**** Listing ****

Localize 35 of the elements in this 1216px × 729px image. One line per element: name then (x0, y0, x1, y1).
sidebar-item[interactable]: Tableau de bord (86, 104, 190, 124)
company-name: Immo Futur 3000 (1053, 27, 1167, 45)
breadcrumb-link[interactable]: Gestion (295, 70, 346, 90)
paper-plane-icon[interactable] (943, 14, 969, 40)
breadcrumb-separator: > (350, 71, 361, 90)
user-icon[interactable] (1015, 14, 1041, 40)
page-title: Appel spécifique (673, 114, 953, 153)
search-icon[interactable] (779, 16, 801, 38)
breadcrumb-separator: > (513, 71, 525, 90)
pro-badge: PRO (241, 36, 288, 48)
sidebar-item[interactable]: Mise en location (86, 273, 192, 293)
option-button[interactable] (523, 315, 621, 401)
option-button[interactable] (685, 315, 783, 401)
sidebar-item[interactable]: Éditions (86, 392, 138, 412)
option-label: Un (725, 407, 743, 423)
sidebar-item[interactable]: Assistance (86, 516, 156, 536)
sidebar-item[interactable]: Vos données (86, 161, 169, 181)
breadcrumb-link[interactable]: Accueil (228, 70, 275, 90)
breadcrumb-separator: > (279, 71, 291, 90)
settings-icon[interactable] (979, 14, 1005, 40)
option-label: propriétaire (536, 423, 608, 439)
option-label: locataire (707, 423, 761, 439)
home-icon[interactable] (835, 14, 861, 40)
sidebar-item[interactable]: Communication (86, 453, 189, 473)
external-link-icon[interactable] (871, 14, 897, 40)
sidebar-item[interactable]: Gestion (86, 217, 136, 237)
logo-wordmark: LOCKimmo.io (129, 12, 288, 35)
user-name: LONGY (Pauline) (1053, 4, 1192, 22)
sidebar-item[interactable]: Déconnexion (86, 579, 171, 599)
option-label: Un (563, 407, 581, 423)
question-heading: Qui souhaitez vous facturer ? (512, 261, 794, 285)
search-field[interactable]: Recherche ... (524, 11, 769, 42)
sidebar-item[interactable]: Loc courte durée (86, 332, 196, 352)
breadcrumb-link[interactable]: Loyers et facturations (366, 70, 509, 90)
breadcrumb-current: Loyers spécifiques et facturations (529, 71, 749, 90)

****

_Work to do_
Copy every line of the entries above word for word, without changing any character.

_Task output_
Localize 35 of the elements in this 1216px × 729px image. One line per element: name then (x0, y0, x1, y1).
sidebar-item[interactable]: Tableau de bord (86, 104, 190, 124)
company-name: Immo Futur 3000 (1053, 27, 1167, 45)
breadcrumb-link[interactable]: Gestion (295, 70, 346, 90)
paper-plane-icon[interactable] (943, 14, 969, 40)
breadcrumb-separator: > (350, 71, 361, 90)
user-icon[interactable] (1015, 14, 1041, 40)
page-title: Appel spécifique (673, 114, 953, 153)
search-icon[interactable] (779, 16, 801, 38)
breadcrumb-separator: > (513, 71, 525, 90)
pro-badge: PRO (241, 36, 288, 48)
sidebar-item[interactable]: Mise en location (86, 273, 192, 293)
option-button[interactable] (523, 315, 621, 401)
option-button[interactable] (685, 315, 783, 401)
sidebar-item[interactable]: Éditions (86, 392, 138, 412)
option-label: Un (725, 407, 743, 423)
sidebar-item[interactable]: Assistance (86, 516, 156, 536)
sidebar-item[interactable]: Vos données (86, 161, 169, 181)
breadcrumb-link[interactable]: Accueil (228, 70, 275, 90)
breadcrumb-separator: > (279, 71, 291, 90)
settings-icon[interactable] (979, 14, 1005, 40)
option-label: propriétaire (536, 423, 608, 439)
option-label: locataire (707, 423, 761, 439)
home-icon[interactable] (835, 14, 861, 40)
sidebar-item[interactable]: Communication (86, 453, 189, 473)
external-link-icon[interactable] (871, 14, 897, 40)
sidebar-item[interactable]: Gestion (86, 217, 136, 237)
logo-wordmark: LOCKimmo.io (129, 12, 288, 35)
user-name: LONGY (Pauline) (1053, 4, 1192, 22)
sidebar-item[interactable]: Déconnexion (86, 579, 171, 599)
option-label: Un (563, 407, 581, 423)
question-heading: Qui souhaitez vous facturer ? (512, 261, 794, 285)
search-field[interactable]: Recherche ... (524, 11, 769, 42)
sidebar-item[interactable]: Loc courte durée (86, 332, 196, 352)
breadcrumb-link[interactable]: Loyers et facturations (366, 70, 509, 90)
breadcrumb-current: Loyers spécifiques et facturations (529, 71, 749, 90)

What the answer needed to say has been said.